» **The task**
Will you extract the entries word for word? Images should not appear in the copy.

» **Given data**
———

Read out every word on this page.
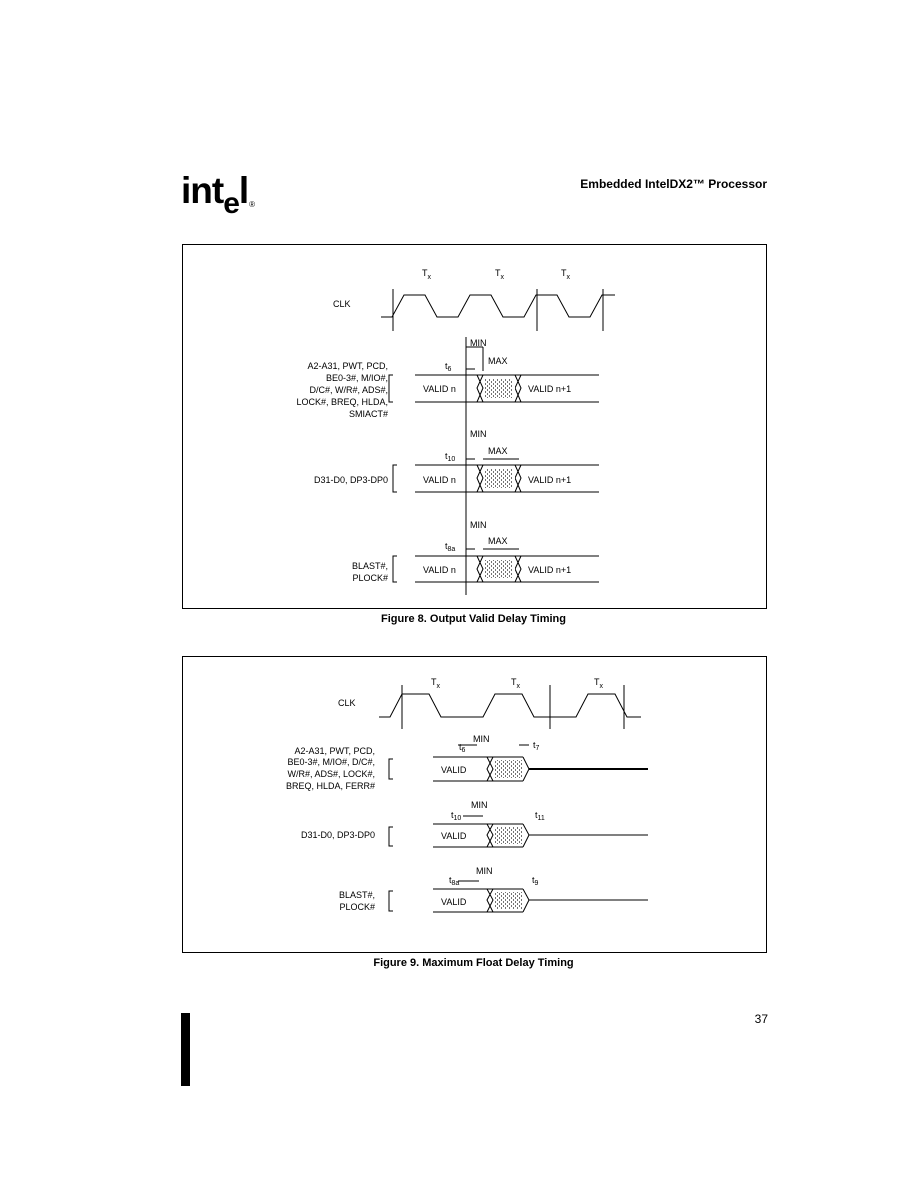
int$_e$l®
Embedded IntelDX2™ Processor
CLK
$T_x$	$T_x$	$T_x$
A2-A31, PWT, PCD,
BE0-3#, M/IO#,
D/C#, W/R#, ADS#,
LOCK#, BREQ, HLDA,
SMIACT#
MIN
$t_6$
MAX
VALID n	VALID n+1
D31-D0, DP3-DP0
MIN
$t_{10}$
MAX
VALID n	VALID n+1
BLAST#,
PLOCK#
MIN
$t_{8a}$
MAX
VALID n	VALID n+1
Figure 8. Output Valid Delay Timing
CLK
$T_x$	$T_x$	$T_x$
A2-A31, PWT, PCD,
BE0-3#, M/IO#, D/C#,
W/R#, ADS#, LOCK#,
BREQ, HLDA, FERR#
MIN
$t_6$
$t_7$
VALID
D31-D0, DP3-DP0
MIN
$t_{10}$	$t_{11}$
VALID
BLAST#,
PLOCK#
MIN
$t_{8a}$	$t_9$
VALID
Figure 9. Maximum Float Delay Timing
37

———

» **Answer for this exercise**
Read out every word on this page.
int$_e$l®
Embedded IntelDX2™ Processor
CLK
$T_x$	$T_x$	$T_x$
A2-A31, PWT, PCD,
BE0-3#, M/IO#,
D/C#, W/R#, ADS#,
LOCK#, BREQ, HLDA,
SMIACT#
MIN
$t_6$
MAX
VALID n	VALID n+1
D31-D0, DP3-DP0
MIN
$t_{10}$
MAX
VALID n	VALID n+1
BLAST#,
PLOCK#
MIN
$t_{8a}$
MAX
VALID n	VALID n+1
Figure 8. Output Valid Delay Timing
CLK
$T_x$	$T_x$	$T_x$
A2-A31, PWT, PCD,
BE0-3#, M/IO#, D/C#,
W/R#, ADS#, LOCK#,
BREQ, HLDA, FERR#
MIN
$t_6$
$t_7$
VALID
D31-D0, DP3-DP0
MIN
$t_{10}$	$t_{11}$
VALID
BLAST#,
PLOCK#
MIN
$t_{8a}$	$t_9$
VALID
Figure 9. Maximum Float Delay Timing
37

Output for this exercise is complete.